> _Aim of the exercise_: Verbatim output of all the material below is required.
○ ○ ○ ○
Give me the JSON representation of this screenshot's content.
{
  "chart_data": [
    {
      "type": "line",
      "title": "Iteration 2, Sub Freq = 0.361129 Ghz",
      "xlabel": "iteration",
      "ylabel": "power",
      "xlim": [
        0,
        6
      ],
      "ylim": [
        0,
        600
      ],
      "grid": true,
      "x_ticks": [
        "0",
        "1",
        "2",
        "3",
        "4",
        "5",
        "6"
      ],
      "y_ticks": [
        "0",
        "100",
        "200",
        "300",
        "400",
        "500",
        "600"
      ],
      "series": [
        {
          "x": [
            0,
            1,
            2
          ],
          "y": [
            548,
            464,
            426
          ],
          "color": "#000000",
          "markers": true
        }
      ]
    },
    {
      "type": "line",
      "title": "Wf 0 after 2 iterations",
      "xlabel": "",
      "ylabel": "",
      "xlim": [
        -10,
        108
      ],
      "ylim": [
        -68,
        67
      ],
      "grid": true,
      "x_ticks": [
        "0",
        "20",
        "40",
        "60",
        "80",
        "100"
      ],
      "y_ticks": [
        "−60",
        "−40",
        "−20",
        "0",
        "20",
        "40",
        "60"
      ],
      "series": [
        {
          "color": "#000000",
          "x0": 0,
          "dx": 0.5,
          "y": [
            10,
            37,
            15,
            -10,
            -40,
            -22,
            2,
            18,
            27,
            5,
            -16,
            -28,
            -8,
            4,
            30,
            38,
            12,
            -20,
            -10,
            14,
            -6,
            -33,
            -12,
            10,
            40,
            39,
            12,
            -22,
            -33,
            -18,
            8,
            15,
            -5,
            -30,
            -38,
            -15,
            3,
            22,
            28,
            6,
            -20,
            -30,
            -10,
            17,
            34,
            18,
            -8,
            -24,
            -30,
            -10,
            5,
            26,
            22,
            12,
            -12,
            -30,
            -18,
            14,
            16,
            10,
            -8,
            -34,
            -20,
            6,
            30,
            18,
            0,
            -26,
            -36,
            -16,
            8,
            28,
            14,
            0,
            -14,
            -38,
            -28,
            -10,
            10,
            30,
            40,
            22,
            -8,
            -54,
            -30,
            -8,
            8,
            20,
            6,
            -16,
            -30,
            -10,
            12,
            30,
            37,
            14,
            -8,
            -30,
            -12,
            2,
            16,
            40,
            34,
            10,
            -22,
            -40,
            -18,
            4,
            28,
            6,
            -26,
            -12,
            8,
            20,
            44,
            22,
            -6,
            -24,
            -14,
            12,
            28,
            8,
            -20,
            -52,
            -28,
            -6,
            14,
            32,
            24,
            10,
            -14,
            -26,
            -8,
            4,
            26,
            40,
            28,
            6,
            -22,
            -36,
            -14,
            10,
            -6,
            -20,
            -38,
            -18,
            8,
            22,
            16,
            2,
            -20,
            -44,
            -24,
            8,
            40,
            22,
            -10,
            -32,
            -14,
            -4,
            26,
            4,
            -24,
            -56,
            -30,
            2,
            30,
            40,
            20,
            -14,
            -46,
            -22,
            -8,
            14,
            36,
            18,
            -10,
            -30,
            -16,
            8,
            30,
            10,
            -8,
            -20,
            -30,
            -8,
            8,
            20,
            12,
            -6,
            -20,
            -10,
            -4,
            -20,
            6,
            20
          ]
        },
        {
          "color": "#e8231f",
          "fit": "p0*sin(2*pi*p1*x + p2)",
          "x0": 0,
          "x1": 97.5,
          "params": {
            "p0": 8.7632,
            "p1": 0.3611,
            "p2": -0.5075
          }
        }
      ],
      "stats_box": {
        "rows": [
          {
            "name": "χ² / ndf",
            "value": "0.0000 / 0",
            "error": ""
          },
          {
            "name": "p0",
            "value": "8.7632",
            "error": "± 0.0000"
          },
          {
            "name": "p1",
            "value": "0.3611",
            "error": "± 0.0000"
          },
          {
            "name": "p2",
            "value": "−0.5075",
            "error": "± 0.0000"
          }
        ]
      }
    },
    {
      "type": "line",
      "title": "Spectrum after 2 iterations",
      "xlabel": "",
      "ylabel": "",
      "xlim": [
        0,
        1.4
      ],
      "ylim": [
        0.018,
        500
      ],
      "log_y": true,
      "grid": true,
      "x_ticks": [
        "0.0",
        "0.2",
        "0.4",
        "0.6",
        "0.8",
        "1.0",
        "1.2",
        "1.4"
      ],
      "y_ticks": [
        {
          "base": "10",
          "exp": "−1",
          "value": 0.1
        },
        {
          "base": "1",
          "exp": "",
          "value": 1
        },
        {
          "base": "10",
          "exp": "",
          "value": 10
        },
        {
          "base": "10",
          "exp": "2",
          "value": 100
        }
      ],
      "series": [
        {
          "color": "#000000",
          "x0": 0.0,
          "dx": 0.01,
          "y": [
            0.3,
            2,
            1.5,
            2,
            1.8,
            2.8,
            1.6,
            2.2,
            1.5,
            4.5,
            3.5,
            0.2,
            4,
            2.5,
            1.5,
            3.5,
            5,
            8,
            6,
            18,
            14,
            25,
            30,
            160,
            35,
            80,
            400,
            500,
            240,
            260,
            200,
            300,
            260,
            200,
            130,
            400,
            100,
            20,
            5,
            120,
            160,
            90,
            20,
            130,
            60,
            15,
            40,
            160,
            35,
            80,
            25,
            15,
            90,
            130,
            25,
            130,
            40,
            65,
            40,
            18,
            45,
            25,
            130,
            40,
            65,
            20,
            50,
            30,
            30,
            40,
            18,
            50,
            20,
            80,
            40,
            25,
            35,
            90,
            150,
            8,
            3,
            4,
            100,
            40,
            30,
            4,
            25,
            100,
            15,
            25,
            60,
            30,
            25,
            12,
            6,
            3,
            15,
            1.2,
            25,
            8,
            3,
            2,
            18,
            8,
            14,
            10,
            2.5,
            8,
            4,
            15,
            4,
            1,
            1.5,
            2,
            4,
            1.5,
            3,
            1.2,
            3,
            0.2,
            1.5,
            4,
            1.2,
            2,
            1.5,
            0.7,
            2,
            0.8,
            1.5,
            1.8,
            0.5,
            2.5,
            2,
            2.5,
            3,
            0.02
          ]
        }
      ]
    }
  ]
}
○ ○ ○ ○
> _Output for this exercise_:
Give me the JSON representation of this screenshot's content.
{
  "chart_data": [
    {
      "type": "line",
      "title": "Iteration 2, Sub Freq = 0.361129 Ghz",
      "xlabel": "iteration",
      "ylabel": "power",
      "xlim": [
        0,
        6
      ],
      "ylim": [
        0,
        600
      ],
      "grid": true,
      "x_ticks": [
        "0",
        "1",
        "2",
        "3",
        "4",
        "5",
        "6"
      ],
      "y_ticks": [
        "0",
        "100",
        "200",
        "300",
        "400",
        "500",
        "600"
      ],
      "series": [
        {
          "x": [
            0,
            1,
            2
          ],
          "y": [
            548,
            464,
            426
          ],
          "color": "#000000",
          "markers": true
        }
      ]
    },
    {
      "type": "line",
      "title": "Wf 0 after 2 iterations",
      "xlabel": "",
      "ylabel": "",
      "xlim": [
        -10,
        108
      ],
      "ylim": [
        -68,
        67
      ],
      "grid": true,
      "x_ticks": [
        "0",
        "20",
        "40",
        "60",
        "80",
        "100"
      ],
      "y_ticks": [
        "−60",
        "−40",
        "−20",
        "0",
        "20",
        "40",
        "60"
      ],
      "series": [
        {
          "color": "#000000",
          "x0": 0,
          "dx": 0.5,
          "y": [
            10,
            37,
            15,
            -10,
            -40,
            -22,
            2,
            18,
            27,
            5,
            -16,
            -28,
            -8,
            4,
            30,
            38,
            12,
            -20,
            -10,
            14,
            -6,
            -33,
            -12,
            10,
            40,
            39,
            12,
            -22,
            -33,
            -18,
            8,
            15,
            -5,
            -30,
            -38,
            -15,
            3,
            22,
            28,
            6,
            -20,
            -30,
            -10,
            17,
            34,
            18,
            -8,
            -24,
            -30,
            -10,
            5,
            26,
            22,
            12,
            -12,
            -30,
            -18,
            14,
            16,
            10,
            -8,
            -34,
            -20,
            6,
            30,
            18,
            0,
            -26,
            -36,
            -16,
            8,
            28,
            14,
            0,
            -14,
            -38,
            -28,
            -10,
            10,
            30,
            40,
            22,
            -8,
            -54,
            -30,
            -8,
            8,
            20,
            6,
            -16,
            -30,
            -10,
            12,
            30,
            37,
            14,
            -8,
            -30,
            -12,
            2,
            16,
            40,
            34,
            10,
            -22,
            -40,
            -18,
            4,
            28,
            6,
            -26,
            -12,
            8,
            20,
            44,
            22,
            -6,
            -24,
            -14,
            12,
            28,
            8,
            -20,
            -52,
            -28,
            -6,
            14,
            32,
            24,
            10,
            -14,
            -26,
            -8,
            4,
            26,
            40,
            28,
            6,
            -22,
            -36,
            -14,
            10,
            -6,
            -20,
            -38,
            -18,
            8,
            22,
            16,
            2,
            -20,
            -44,
            -24,
            8,
            40,
            22,
            -10,
            -32,
            -14,
            -4,
            26,
            4,
            -24,
            -56,
            -30,
            2,
            30,
            40,
            20,
            -14,
            -46,
            -22,
            -8,
            14,
            36,
            18,
            -10,
            -30,
            -16,
            8,
            30,
            10,
            -8,
            -20,
            -30,
            -8,
            8,
            20,
            12,
            -6,
            -20,
            -10,
            -4,
            -20,
            6,
            20
          ]
        },
        {
          "color": "#e8231f",
          "fit": "p0*sin(2*pi*p1*x + p2)",
          "x0": 0,
          "x1": 97.5,
          "params": {
            "p0": 8.7632,
            "p1": 0.3611,
            "p2": -0.5075
          }
        }
      ],
      "stats_box": {
        "rows": [
          {
            "name": "χ² / ndf",
            "value": "0.0000 / 0",
            "error": ""
          },
          {
            "name": "p0",
            "value": "8.7632",
            "error": "± 0.0000"
          },
          {
            "name": "p1",
            "value": "0.3611",
            "error": "± 0.0000"
          },
          {
            "name": "p2",
            "value": "−0.5075",
            "error": "± 0.0000"
          }
        ]
      }
    },
    {
      "type": "line",
      "title": "Spectrum after 2 iterations",
      "xlabel": "",
      "ylabel": "",
      "xlim": [
        0,
        1.4
      ],
      "ylim": [
        0.018,
        500
      ],
      "log_y": true,
      "grid": true,
      "x_ticks": [
        "0.0",
        "0.2",
        "0.4",
        "0.6",
        "0.8",
        "1.0",
        "1.2",
        "1.4"
      ],
      "y_ticks": [
        {
          "base": "10",
          "exp": "−1",
          "value": 0.1
        },
        {
          "base": "1",
          "exp": "",
          "value": 1
        },
        {
          "base": "10",
          "exp": "",
          "value": 10
        },
        {
          "base": "10",
          "exp": "2",
          "value": 100
        }
      ],
      "series": [
        {
          "color": "#000000",
          "x0": 0.0,
          "dx": 0.01,
          "y": [
            0.3,
            2,
            1.5,
            2,
            1.8,
            2.8,
            1.6,
            2.2,
            1.5,
            4.5,
            3.5,
            0.2,
            4,
            2.5,
            1.5,
            3.5,
            5,
            8,
            6,
            18,
            14,
            25,
            30,
            160,
            35,
            80,
            400,
            500,
            240,
            260,
            200,
            300,
            260,
            200,
            130,
            400,
            100,
            20,
            5,
            120,
            160,
            90,
            20,
            130,
            60,
            15,
            40,
            160,
            35,
            80,
            25,
            15,
            90,
            130,
            25,
            130,
            40,
            65,
            40,
            18,
            45,
            25,
            130,
            40,
            65,
            20,
            50,
            30,
            30,
            40,
            18,
            50,
            20,
            80,
            40,
            25,
            35,
            90,
            150,
            8,
            3,
            4,
            100,
            40,
            30,
            4,
            25,
            100,
            15,
            25,
            60,
            30,
            25,
            12,
            6,
            3,
            15,
            1.2,
            25,
            8,
            3,
            2,
            18,
            8,
            14,
            10,
            2.5,
            8,
            4,
            15,
            4,
            1,
            1.5,
            2,
            4,
            1.5,
            3,
            1.2,
            3,
            0.2,
            1.5,
            4,
            1.2,
            2,
            1.5,
            0.7,
            2,
            0.8,
            1.5,
            1.8,
            0.5,
            2.5,
            2,
            2.5,
            3,
            0.02
          ]
        }
      ]
    }
  ]
}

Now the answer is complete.